INPUT DATA ▸

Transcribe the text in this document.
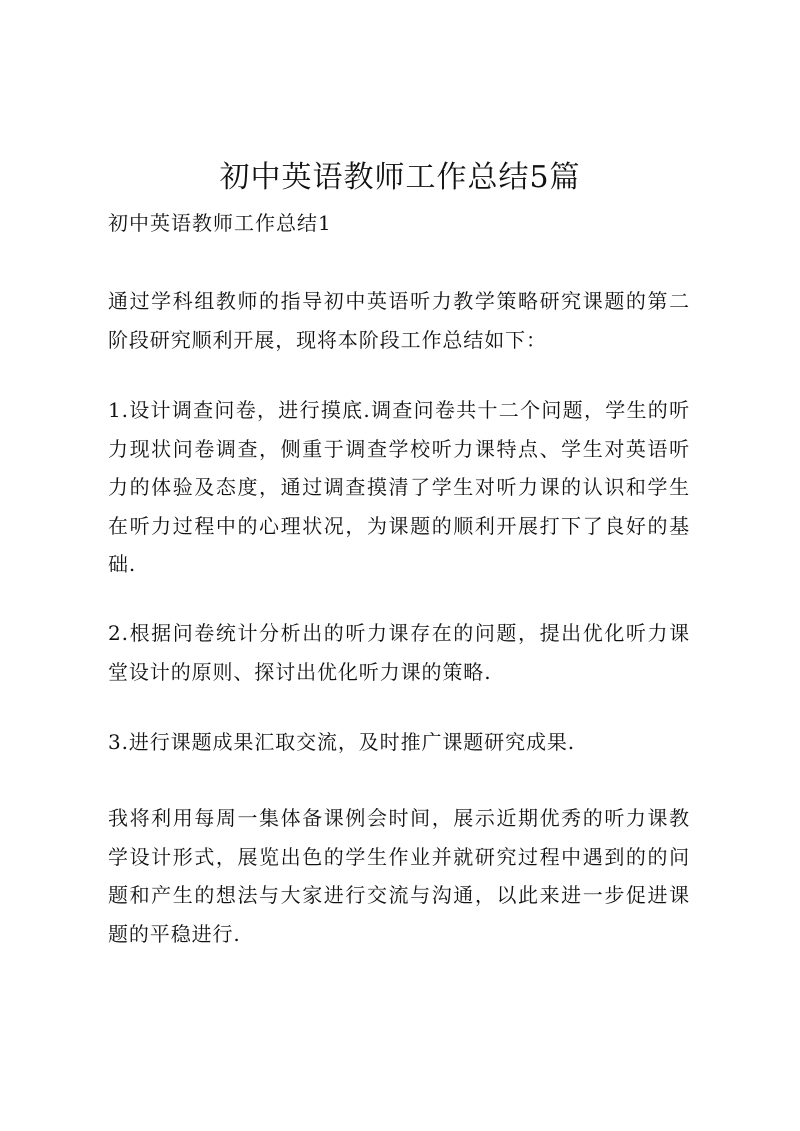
初中英语教师工作总结5篇

初中英语教师工作总结1

通过学科组教师的指导初中英语听力教学策略研究课题的第二阶段研究顺利开展，现将本阶段工作总结如下：

1.设计调查问卷，进行摸底.调查问卷共十二个问题，学生的听力现状问卷调查，侧重于调查学校听力课特点、学生对英语听力的体验及态度，通过调查摸清了学生对听力课的认识和学生在听力过程中的心理状况，为课题的顺利开展打下了良好的基础.

2.根据问卷统计分析出的听力课存在的问题，提出优化听力课堂设计的原则、探讨出优化听力课的策略.

3.进行课题成果汇取交流，及时推广课题研究成果.

我将利用每周一集体备课例会时间，展示近期优秀的听力课教学设计形式，展览出色的学生作业并就研究过程中遇到的的问题和产生的想法与大家进行交流与沟通，以此来进一步促进课题的平稳进行.
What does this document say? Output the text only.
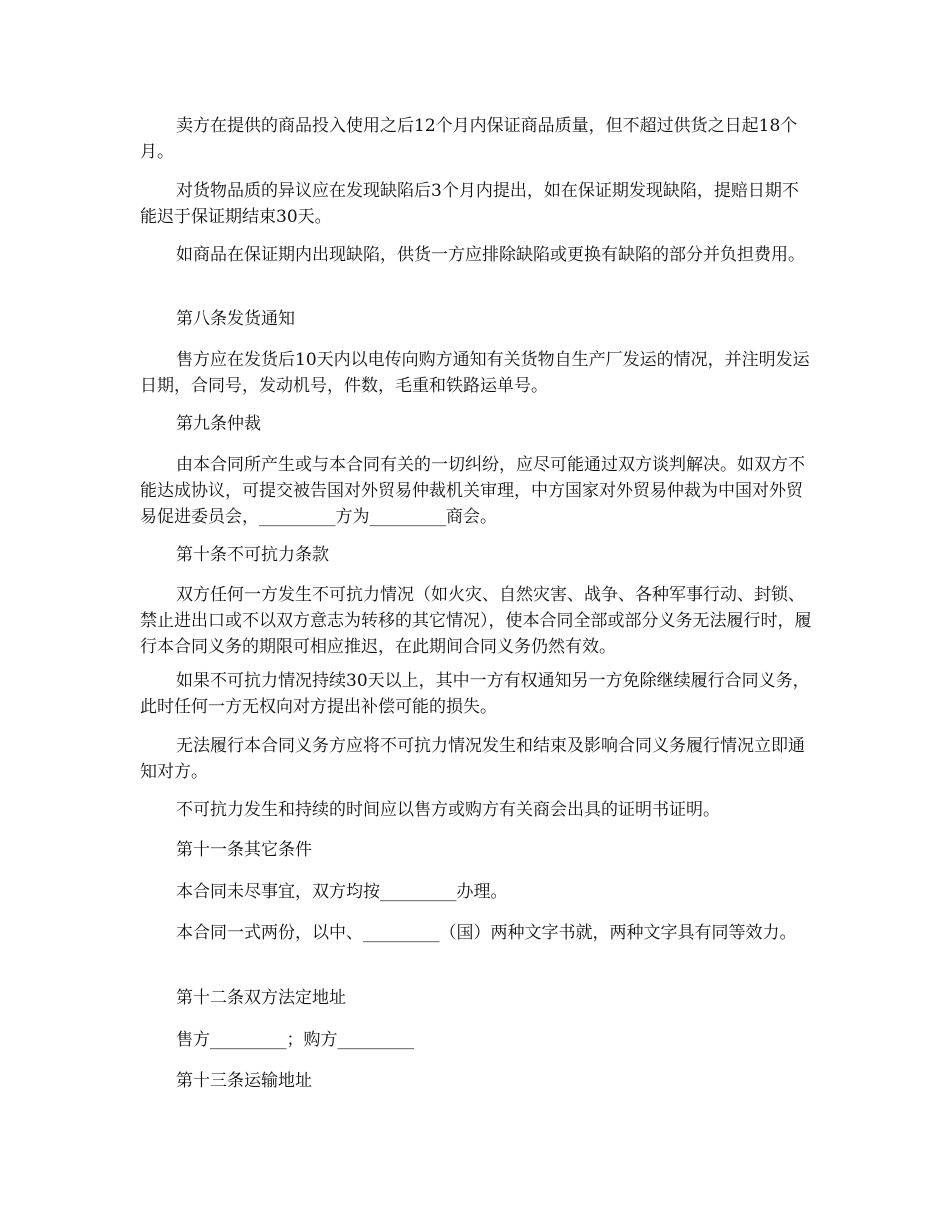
卖方在提供的商品投入使用之后12个月内保证商品质量，但不超过供货之日起18个月。

对货物品质的异议应在发现缺陷后3个月内提出，如在保证期发现缺陷，提赔日期不能迟于保证期结束30天。

如商品在保证期内出现缺陷，供货一方应排除缺陷或更换有缺陷的部分并负担费用。

第八条发货通知

售方应在发货后10天内以电传向购方通知有关货物自生产厂发运的情况，并注明发运日期，合同号，发动机号，件数，毛重和铁路运单号。

第九条仲裁

由本合同所产生或与本合同有关的一切纠纷，应尽可能通过双方谈判解决。如双方不能达成协议，可提交被告国对外贸易仲裁机关审理，中方国家对外贸易仲裁为中国对外贸易促进委员会，_________方为_________商会。

第十条不可抗力条款

双方任何一方发生不可抗力情况（如火灾、自然灾害、战争、各种军事行动、封锁、禁止进出口或不以双方意志为转移的其它情况），使本合同全部或部分义务无法履行时，履行本合同义务的期限可相应推迟，在此期间合同义务仍然有效。

如果不可抗力情况持续30天以上，其中一方有权通知另一方免除继续履行合同义务，此时任何一方无权向对方提出补偿可能的损失。

无法履行本合同义务方应将不可抗力情况发生和结束及影响合同义务履行情况立即通知对方。

不可抗力发生和持续的时间应以售方或购方有关商会出具的证明书证明。

第十一条其它条件

本合同未尽事宜，双方均按_________办理。

本合同一式两份，以中、_________（国）两种文字书就，两种文字具有同等效力。

第十二条双方法定地址

售方_________；购方_________

第十三条运输地址
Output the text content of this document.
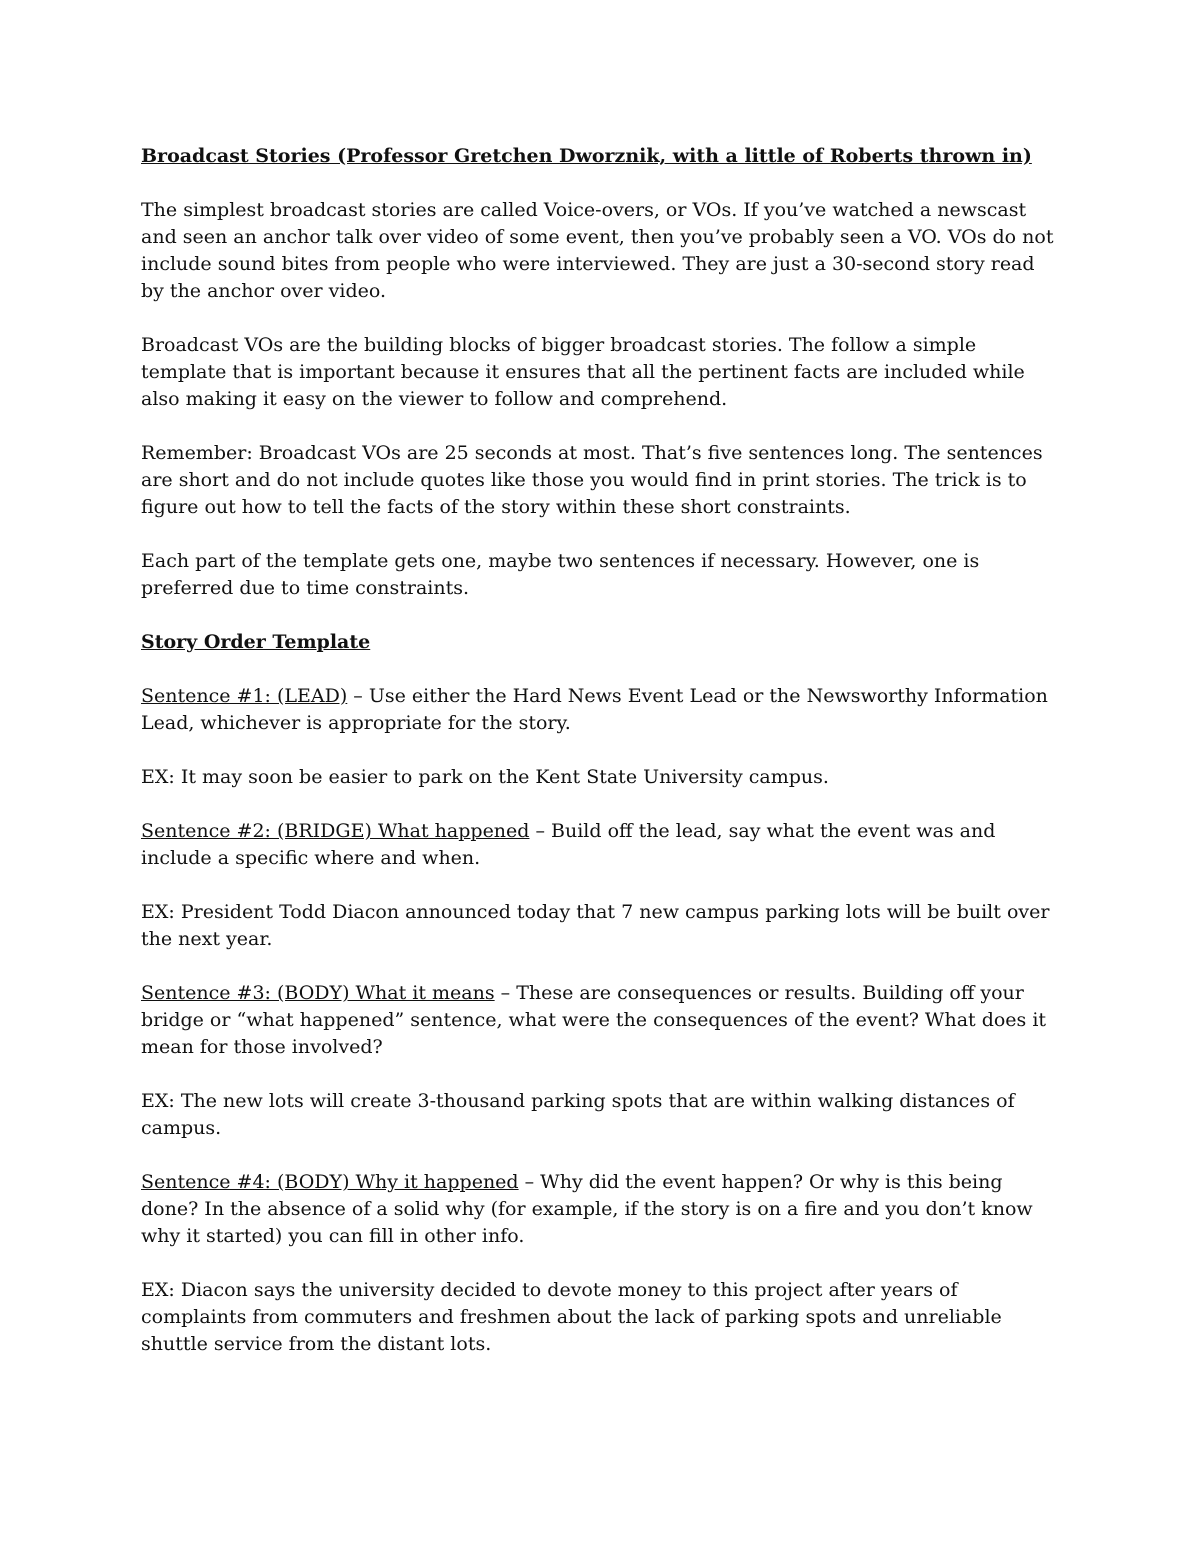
Broadcast Stories (Professor Gretchen Dworznik, with a little of Roberts thrown in)

The simplest broadcast stories are called Voice-overs, or VOs. If you’ve watched a newscast and seen an anchor talk over video of some event, then you’ve probably seen a VO. VOs do not include sound bites from people who were interviewed. They are just a 30-second story read by the anchor over video.

Broadcast VOs are the building blocks of bigger broadcast stories. The follow a simple template that is important because it ensures that all the pertinent facts are included while also making it easy on the viewer to follow and comprehend.

Remember: Broadcast VOs are 25 seconds at most. That’s five sentences long. The sentences are short and do not include quotes like those you would find in print stories. The trick is to figure out how to tell the facts of the story within these short constraints.

Each part of the template gets one, maybe two sentences if necessary. However, one is preferred due to time constraints.

Story Order Template

Sentence #1: (LEAD) – Use either the Hard News Event Lead or the Newsworthy Information Lead, whichever is appropriate for the story.

EX: It may soon be easier to park on the Kent State University campus.

Sentence #2: (BRIDGE) What happened – Build off the lead, say what the event was and include a specific where and when.

EX: President Todd Diacon announced today that 7 new campus parking lots will be built over the next year.

Sentence #3: (BODY) What it means – These are consequences or results. Building off your bridge or “what happened” sentence, what were the consequences of the event? What does it mean for those involved?

EX: The new lots will create 3-thousand parking spots that are within walking distances of campus.

Sentence #4: (BODY) Why it happened – Why did the event happen? Or why is this being done? In the absence of a solid why (for example, if the story is on a fire and you don’t know why it started) you can fill in other info.

EX: Diacon says the university decided to devote money to this project after years of complaints from commuters and freshmen about the lack of parking spots and unreliable shuttle service from the distant lots.
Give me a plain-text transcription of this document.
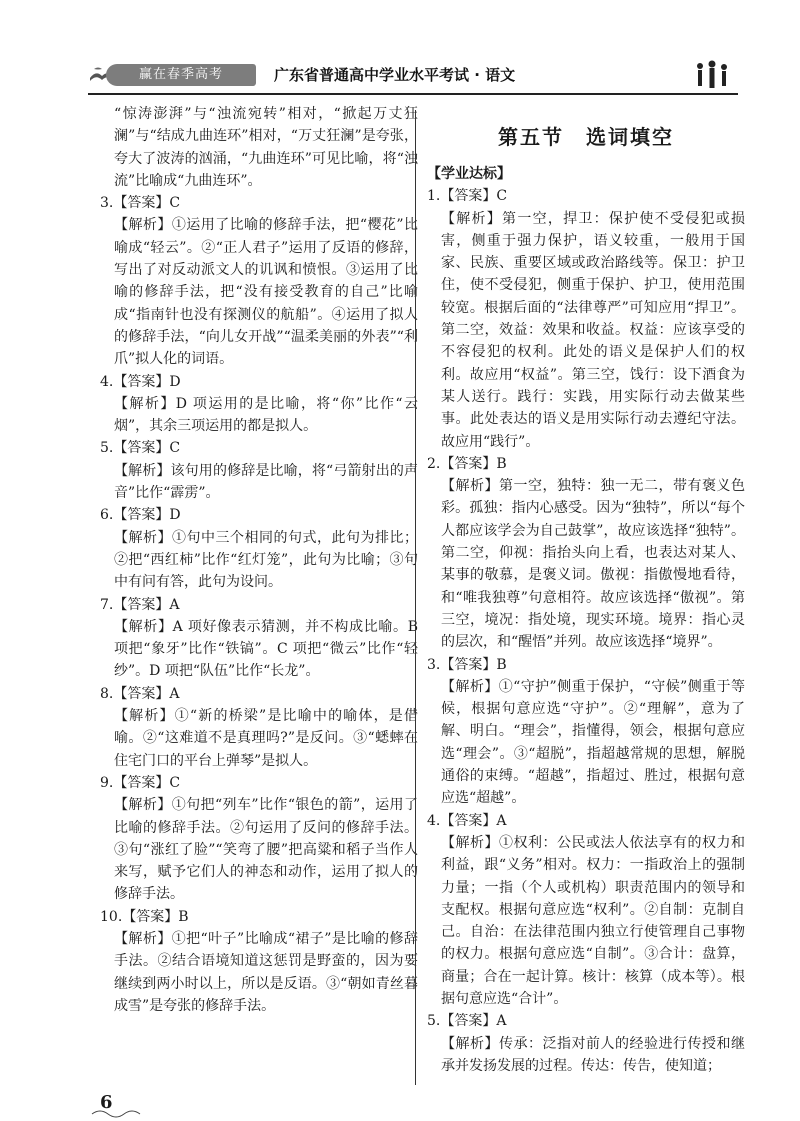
赢在春季高考	广东省普通高中学业水平考试 · 语文

“惊涛澎湃”与“浊流宛转”相对，“掀起万丈狂澜”与“结成九曲连环”相对，“万丈狂澜”是夸张，夸大了波涛的汹涌，“九曲连环”可见比喻，将“浊流”比喻成“九曲连环”。

3.【答案】C

【解析】①运用了比喻的修辞手法，把“樱花”比喻成“轻云”。②“正人君子”运用了反语的修辞，写出了对反动派文人的讥讽和愤恨。③运用了比喻的修辞手法，把“没有接受教育的自己”比喻成“指南针也没有探测仪的航船”。④运用了拟人的修辞手法，“向儿女开战”“温柔美丽的外表”“利爪”拟人化的词语。

4.【答案】D

【解析】D 项运用的是比喻，将“你”比作“云烟”，其余三项运用的都是拟人。

5.【答案】C

【解析】该句用的修辞是比喻，将“弓箭射出的声音”比作“霹雳”。

6.【答案】D

【解析】①句中三个相同的句式，此句为排比；②把“西红柿”比作“红灯笼”，此句为比喻；③句中有问有答，此句为设问。

7.【答案】A

【解析】A 项好像表示猜测，并不构成比喻。B 项把“象牙”比作“铁镐”。C 项把“微云”比作“轻纱”。D 项把“队伍”比作“长龙”。

8.【答案】A

【解析】①“新的桥梁”是比喻中的喻体，是借喻。②“这难道不是真理吗?”是反问。③“蟋蟀在住宅门口的平台上弹琴”是拟人。

9.【答案】C

【解析】①句把“列车”比作“银色的箭”，运用了比喻的修辞手法。②句运用了反问的修辞手法。③句“涨红了脸”“笑弯了腰”把高粱和稻子当作人来写，赋予它们人的神态和动作，运用了拟人的修辞手法。

10.【答案】B

【解析】①把“叶子”比喻成“裙子”是比喻的修辞手法。②结合语境知道这惩罚是野蛮的，因为要继续到两小时以上，所以是反语。③“朝如青丝暮成雪”是夸张的修辞手法。

第五节 选词填空

【学业达标】

1.【答案】C

【解析】第一空，捍卫：保护使不受侵犯或损害，侧重于强力保护，语义较重，一般用于国家、民族、重要区域或政治路线等。保卫：护卫住，使不受侵犯，侧重于保护、护卫，使用范围较宽。根据后面的“法律尊严”可知应用“捍卫”。第二空，效益：效果和收益。权益：应该享受的不容侵犯的权利。此处的语义是保护人们的权利。故应用“权益”。第三空，饯行：设下酒食为某人送行。践行：实践，用实际行动去做某些事。此处表达的语义是用实际行动去遵纪守法。故应用“践行”。

2.【答案】B

【解析】第一空，独特：独一无二，带有褒义色彩。孤独：指内心感受。因为“独特”，所以“每个人都应该学会为自己鼓掌”，故应该选择“独特”。第二空，仰视：指抬头向上看，也表达对某人、某事的敬慕，是褒义词。傲视：指傲慢地看待，和“唯我独尊”句意相符。故应该选择“傲视”。第三空，境况：指处境，现实环境。境界：指心灵的层次，和“醒悟”并列。故应该选择“境界”。

3.【答案】B

【解析】①“守护”侧重于保护，“守候”侧重于等候，根据句意应选“守护”。②“理解”，意为了解、明白。“理会”，指懂得，领会，根据句意应选“理会”。③“超脱”，指超越常规的思想，解脱通俗的束缚。“超越”，指超过、胜过，根据句意应选“超越”。

4.【答案】A

【解析】①权利：公民或法人依法享有的权力和利益，跟“义务”相对。权力：一指政治上的强制力量；一指（个人或机构）职责范围内的领导和支配权。根据句意应选“权利”。②自制：克制自己。自治：在法律范围内独立行使管理自己事物的权力。根据句意应选“自制”。③合计：盘算，商量；合在一起计算。核计：核算（成本等）。根据句意应选“合计”。

5.【答案】A

【解析】传承：泛指对前人的经验进行传授和继承并发扬发展的过程。传达：传告，使知道；

6
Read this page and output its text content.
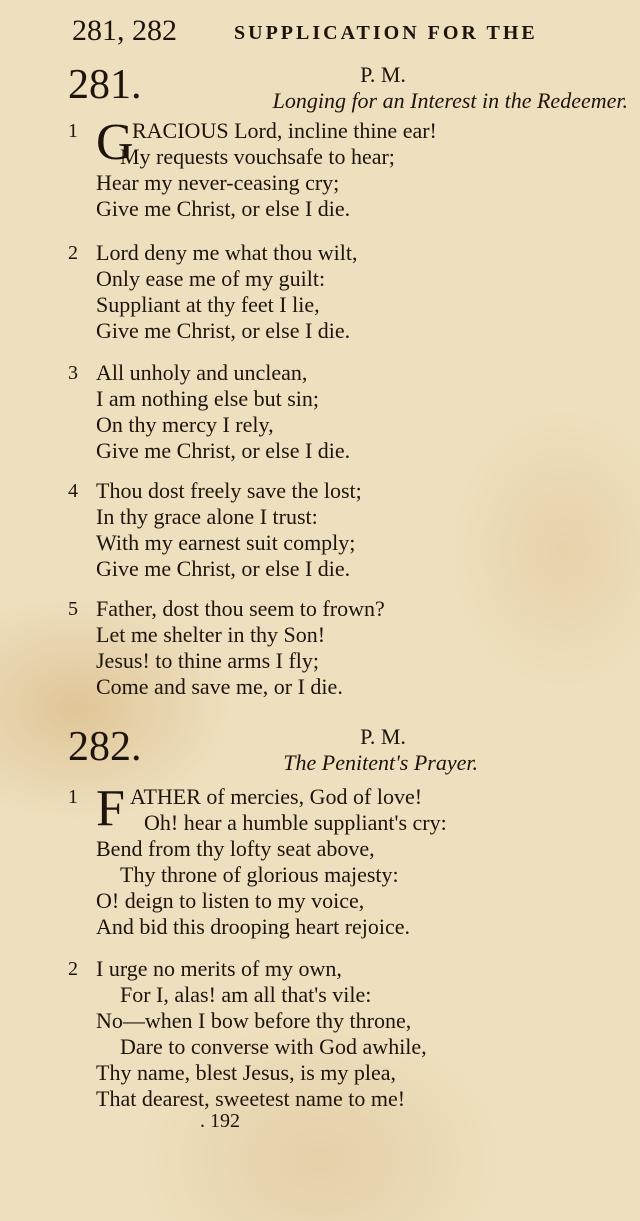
281, 282	SUPPLICATION FOR THE
281.	P. M.
Longing for an Interest in the Redeemer.
1 G
RACIOUS Lord, incline thine ear!
My requests vouchsafe to hear;
Hear my never-ceasing cry;
Give me Christ, or else I die.
2 Lord deny me what thou wilt,
Only ease me of my guilt:
Suppliant at thy feet I lie,
Give me Christ, or else I die.
3 All unholy and unclean,
I am nothing else but sin;
On thy mercy I rely,
Give me Christ, or else I die.
4 Thou dost freely save the lost;
In thy grace alone I trust:
With my earnest suit comply;
Give me Christ, or else I die.
5 Father, dost thou seem to frown?
Let me shelter in thy Son!
Jesus! to thine arms I fly;
Come and save me, or I die.
282.	P. M.
The Penitent's Prayer.
1 F ATHER of mercies, God of love!
Oh! hear a humble suppliant's cry:
Bend from thy lofty seat above,
Thy throne of glorious majesty:
O! deign to listen to my voice,
And bid this drooping heart rejoice.
2 I urge no merits of my own,
For I, alas! am all that's vile:
No—when I bow before thy throne,
Dare to converse with God awhile,
Thy name, blest Jesus, is my plea,
That dearest, sweetest name to me!
. 192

DIRECTION ▸ Pick out the lines that include the word "will" and write them out.

THE SOLUTION ▸
EX: President Todd Diacon announced today that 7 new campus parking lots will be built over the next year.
EX: The new lots will create 3-thousand parking spots that are within walking distances of campus.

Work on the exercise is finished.